** START **

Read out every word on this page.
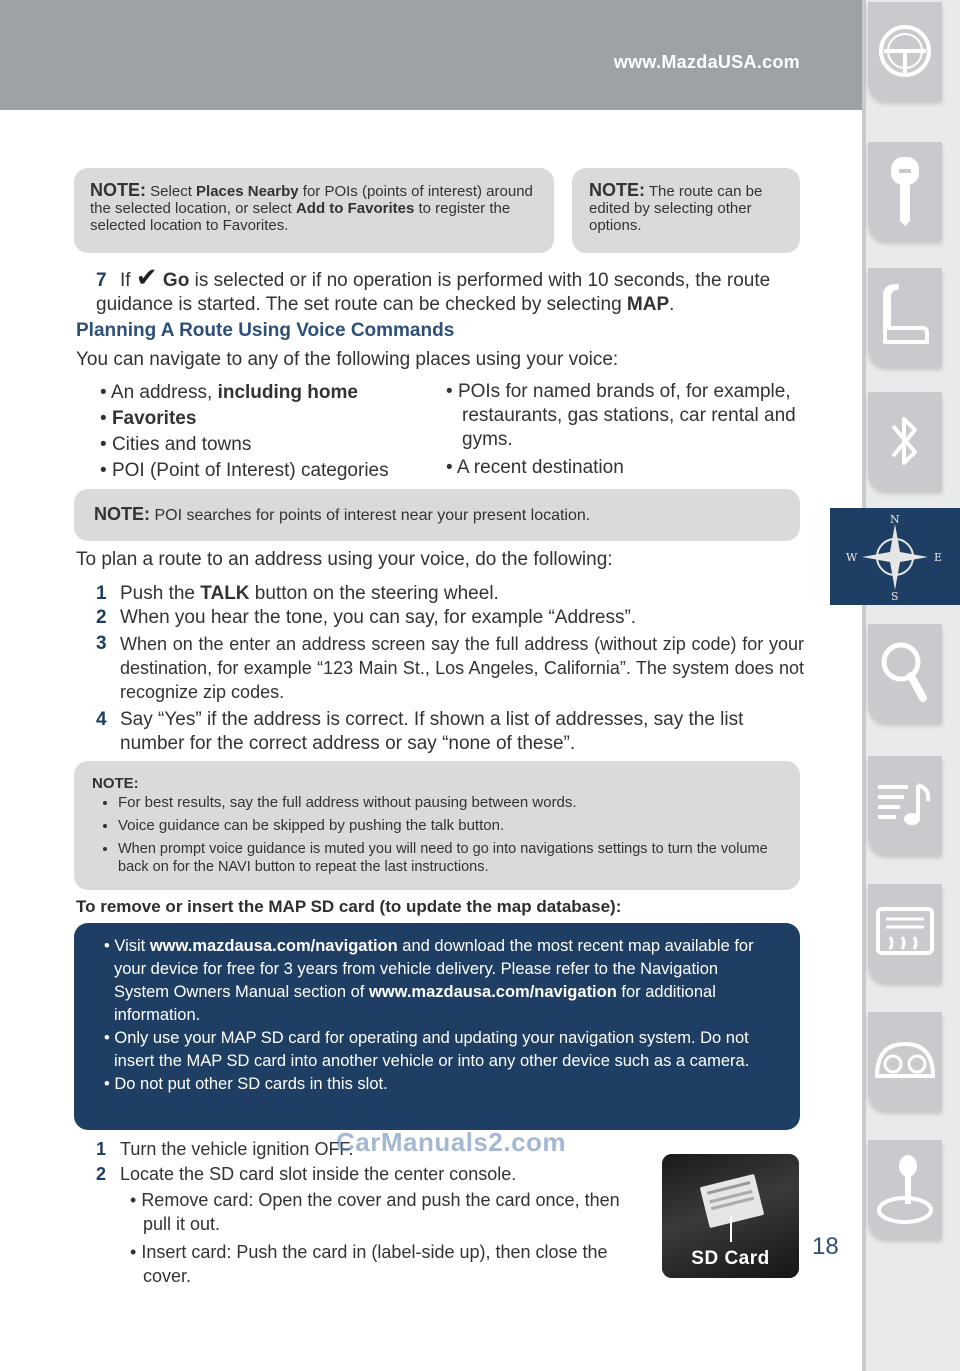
www.MazdaUSA.com
N
S
W	E
NOTE: Select Places Nearby for POIs (points of interest) around the selected location, or select Add to Favorites to register the selected location to Favorites.
NOTE: The route can be edited by selecting other options.
7 If ✔ Go is selected or if no operation is performed with 10 seconds, the route guidance is started. The set route can be checked by selecting MAP.
Planning A Route Using Voice Commands
You can navigate to any of the following places using your voice:
• An address, including home
• Favorites
• Cities and towns
• POI (Point of Interest) categories
• POIs for named brands of, for example, restaurants, gas stations, car rental and gyms.
• A recent destination
NOTE: POI searches for points of interest near your present location.
To plan a route to an address using your voice, do the following:
1 Push the TALK button on the steering wheel.
2 When you hear the tone, you can say, for example “Address”.
3 When on the enter an address screen say the full address (without zip code) for your destination, for example “123 Main St., Los Angeles, California”. The system does not recognize zip codes.
4 Say “Yes” if the address is correct. If shown a list of addresses, say the list number for the correct address or say “none of these”.
NOTE:
• For best results, say the full address without pausing between words.
• Voice guidance can be skipped by pushing the talk button.
• When prompt voice guidance is muted you will need to go into navigations settings to turn the volume back on for the NAVI button to repeat the last instructions.
To remove or insert the MAP SD card (to update the map database):
• Visit www.mazdausa.com/navigation and download the most recent map available for your device for free for 3 years from vehicle delivery. Please refer to the Navigation System Owners Manual section of www.mazdausa.com/navigation for additional information.
• Only use your MAP SD card for operating and updating your navigation system. Do not insert the MAP SD card into another vehicle or into any other device such as a camera.
• Do not put other SD cards in this slot.
1 Turn the vehicle ignition OFF.
2 Locate the SD card slot inside the center console.
• Remove card: Open the cover and push the card once, then pull it out.
• Insert card: Push the card in (label-side up), then close the cover.
SD Card	18
CarManuals2.com
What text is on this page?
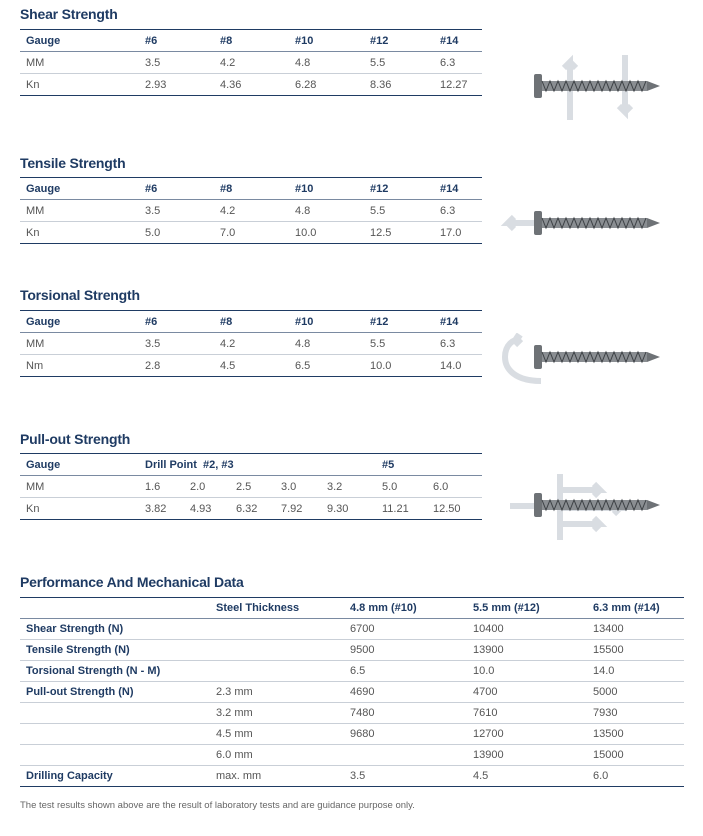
Shear Strength
Gauge	#6	#8	#10	#12	#14
MM	3.5	4.2	4.8	5.5	6.3
Kn	2.93	4.36	6.28	8.36	12.27
Tensile Strength
Gauge	#6	#8	#10	#12	#14
MM	3.5	4.2	4.8	5.5	6.3
Kn	5.0	7.0	10.0	12.5	17.0
Torsional Strength
Gauge	#6	#8	#10	#12	#14
MM	3.5	4.2	4.8	5.5	6.3
Nm	2.8	4.5	6.5	10.0	14.0
Pull-out Strength
Gauge	Drill Point  #2, #3					#5	
MM	1.6	2.0	2.5	3.0	3.2	5.0	6.0
Kn	3.82	4.93	6.32	7.92	9.30	11.21	12.50
Performance And Mechanical Data
	Steel Thickness	4.8 mm (#10)	5.5 mm (#12)	6.3 mm (#14)
Shear Strength (N)		6700	10400	13400
Tensile Strength (N)		9500	13900	15500
Torsional Strength (N - M)		6.5	10.0	14.0
Pull-out Strength (N)	2.3 mm	4690	4700	5000
	3.2 mm	7480	7610	7930
	4.5 mm	9680	12700	13500
	6.0 mm		13900	15000
Drilling Capacity	max. mm	3.5	4.5	6.0
The test results shown above are the result of laboratory tests and are guidance purpose only.
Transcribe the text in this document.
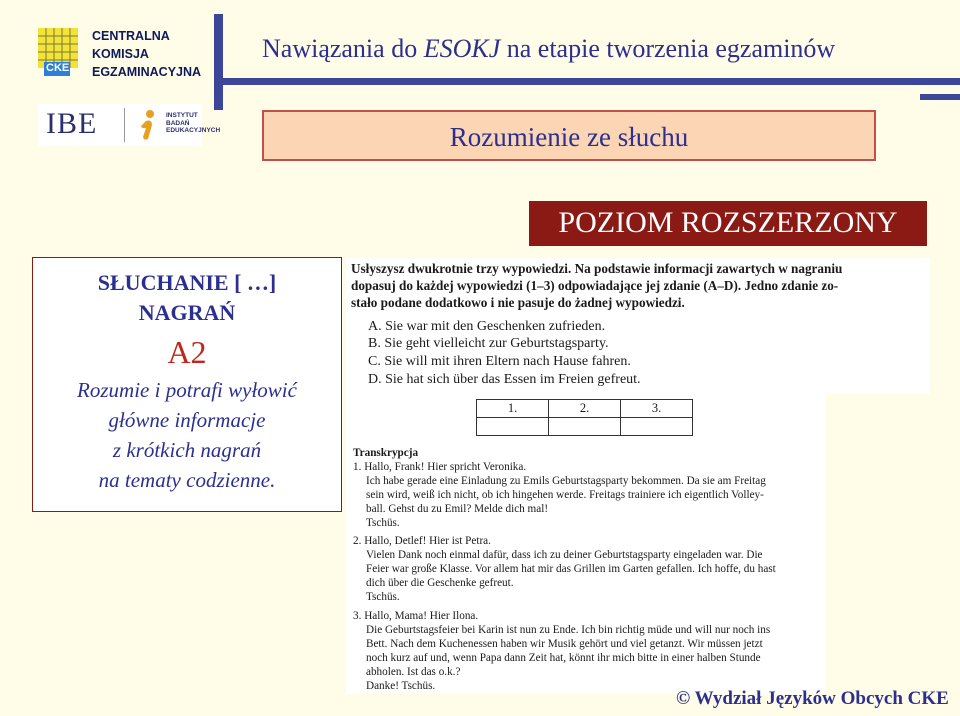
CKE
CENTRALNA
KOMISJA
EGZAMINACYJNA
Nawiązania do ESOKJ na etapie tworzenia egzaminów
IBE	INSTYTUT
BADAŃ
EDUKACYJNYCH	Rozumienie ze słuchu
POZIOM ROZSZERZONY
SŁUCHANIE [ …]
NAGRAŃ
A2
Rozumie i potrafi wyłowić
główne informacje
z krótkich nagrań
na tematy codzienne.
Usłyszysz dwukrotnie trzy wypowiedzi. Na podstawie informacji zawartych w nagraniu
dopasuj do każdej wypowiedzi (1–3) odpowiadające jej zdanie (A–D). Jedno zdanie zo-
stało podane dodatkowo i nie pasuje do żadnej wypowiedzi.
A. Sie war mit den Geschenken zufrieden.
B. Sie geht vielleicht zur Geburtstagsparty.
C. Sie will mit ihren Eltern nach Hause fahren.
D. Sie hat sich über das Essen im Freien gefreut.
Transkrypcja
1. Hallo, Frank! Hier spricht Veronika.
Ich habe gerade eine Einladung zu Emils Geburtstagsparty bekommen. Da sie am Freitag
sein wird, weiß ich nicht, ob ich hingehen werde. Freitags trainiere ich eigentlich Volley-
ball. Gehst du zu Emil? Melde dich mal!
Tschüs.
2. Hallo, Detlef! Hier ist Petra.
Vielen Dank noch einmal dafür, dass ich zu deiner Geburtstagsparty eingeladen war. Die
Feier war große Klasse. Vor allem hat mir das Grillen im Garten gefallen. Ich hoffe, du hast
dich über die Geschenke gefreut.
Tschüs.
3. Hallo, Mama! Hier Ilona.
Die Geburtstagsfeier bei Karin ist nun zu Ende. Ich bin richtig müde und will nur noch ins
Bett. Nach dem Kuchenessen haben wir Musik gehört und viel getanzt. Wir müssen jetzt
noch kurz auf und, wenn Papa dann Zeit hat, könnt ihr mich bitte in einer halben Stunde
abholen. Ist das o.k.?
Danke! Tschüs.
1.	2.	3.

© Wydział Języków Obcych CKE
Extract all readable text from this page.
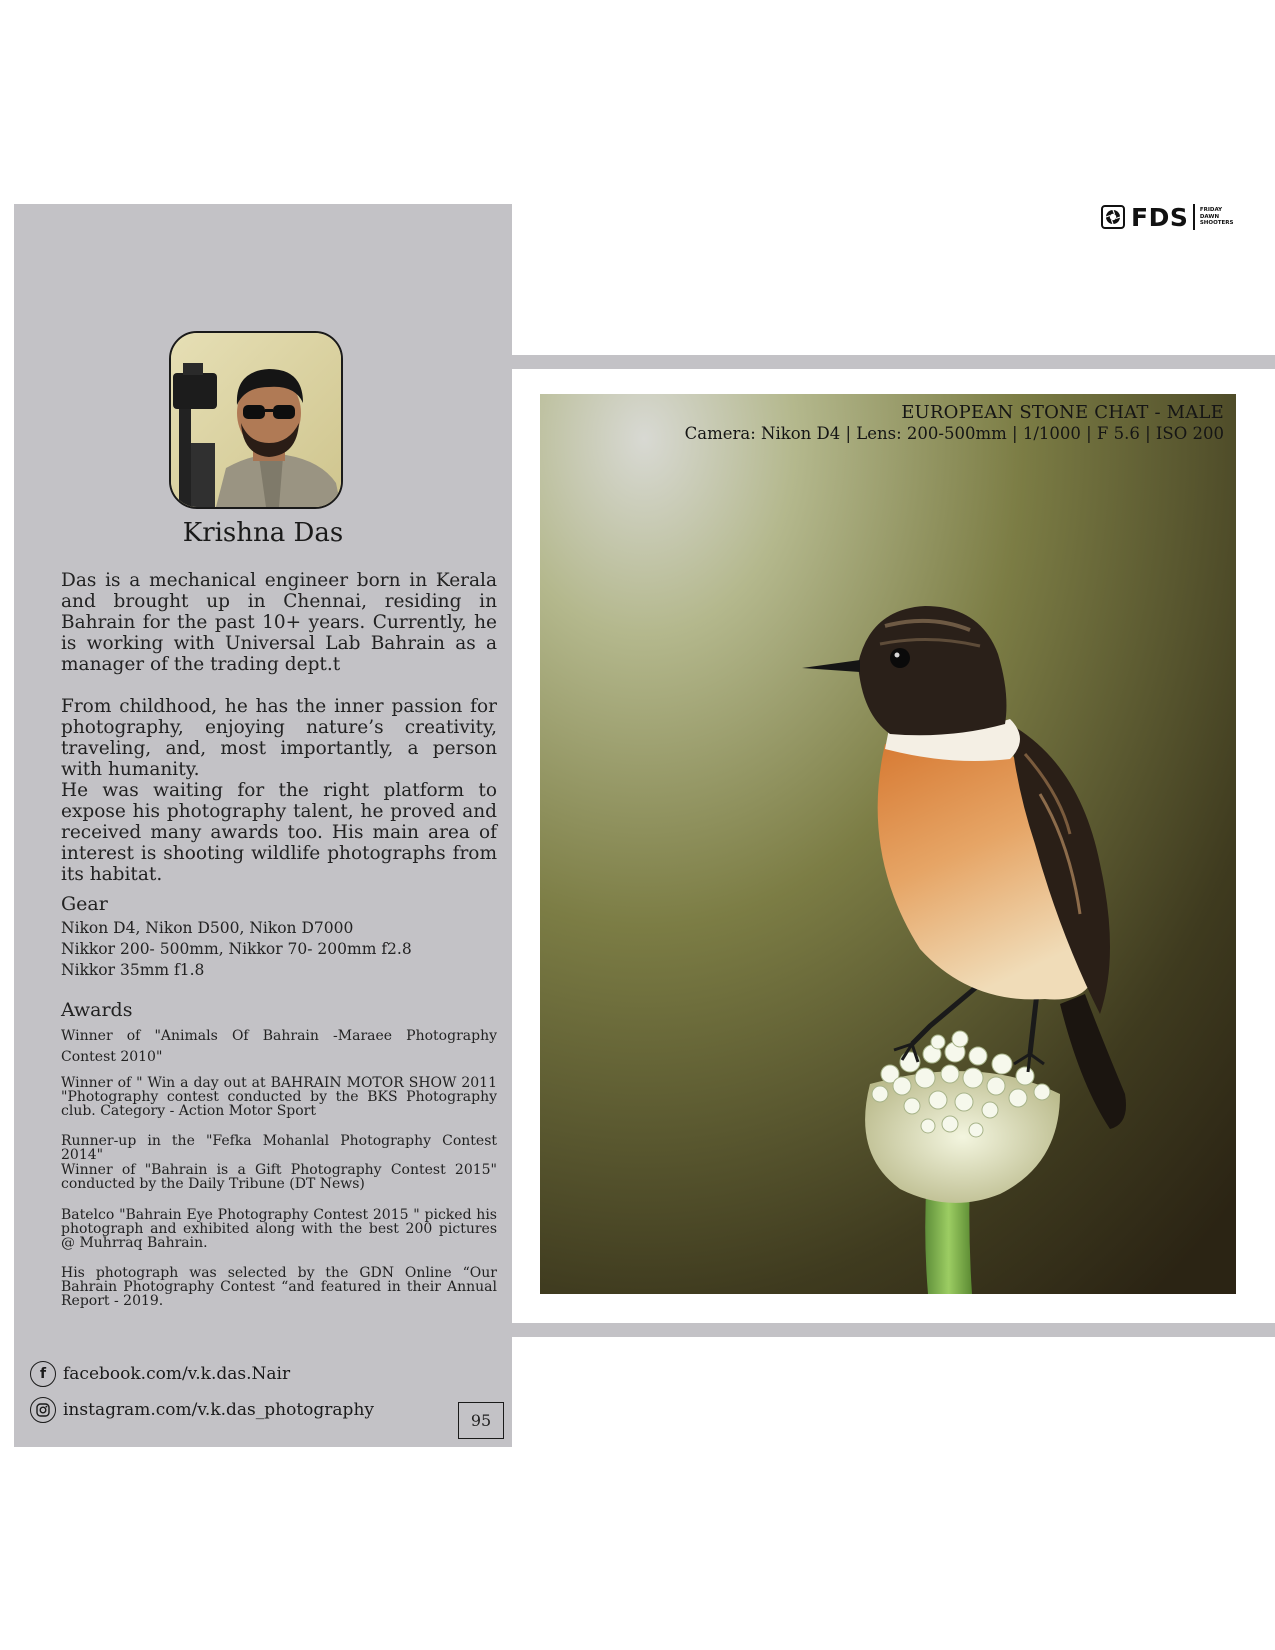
FDS FRIDAY
DAWN
SHOOTERS
Krishna Das

Das is a mechanical engineer born in Kerala and brought up in Chennai, residing in Bahrain for the past 10+ years. Currently, he is working with Universal Lab Bahrain as a manager of the trading dept.t

From childhood, he has the inner passion for photography, enjoying nature’s creativity, traveling, and, most importantly, a person with humanity.

He was waiting for the right platform to expose his photography talent, he proved and received many awards too. His main area of interest is shooting wildlife photographs from its habitat.

Gear
Nikon D4, Nikon D500, Nikon D7000
Nikkor 200- 500mm, Nikkor 70- 200mm f2.8
Nikkor 35mm f1.8
Awards

Winner of "Animals Of Bahrain -Maraee Photography Contest 2010"

Winner of " Win a day out at BAHRAIN MOTOR SHOW 2011 "Photography contest conducted by the BKS Photography club. Category - Action Motor Sport

Runner-up in the "Fefka Mohanlal Photography Contest 2014"

Winner of "Bahrain is a Gift Photography Contest 2015" conducted by the Daily Tribune (DT News)

Batelco "Bahrain Eye Photography Contest 2015 " picked his photograph and exhibited along with the best 200 pictures @ Muhrraq Bahrain.

His photograph was selected by the GDN Online “Our Bahrain Photography Contest “and featured in their Annual Report - 2019.

f facebook.com/v.k.das.Nair
instagram.com/v.k.das_photography
95
EUROPEAN STONE CHAT - MALE
Camera: Nikon D4 | Lens: 200-500mm | 1/1000 | F 5.6 | ISO 200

** END **

Brief: For each line of the entries that includes "conducted", show that line.

Solution to the exercise:
Winner of " Win a day out at BAHRAIN MOTOR SHOW 2011 "Photography contest conducted by the BKS Photography club. Category - Action Motor Sport
Winner of "Bahrain is a Gift Photography Contest 2015" conducted by the Daily Tribune (DT News)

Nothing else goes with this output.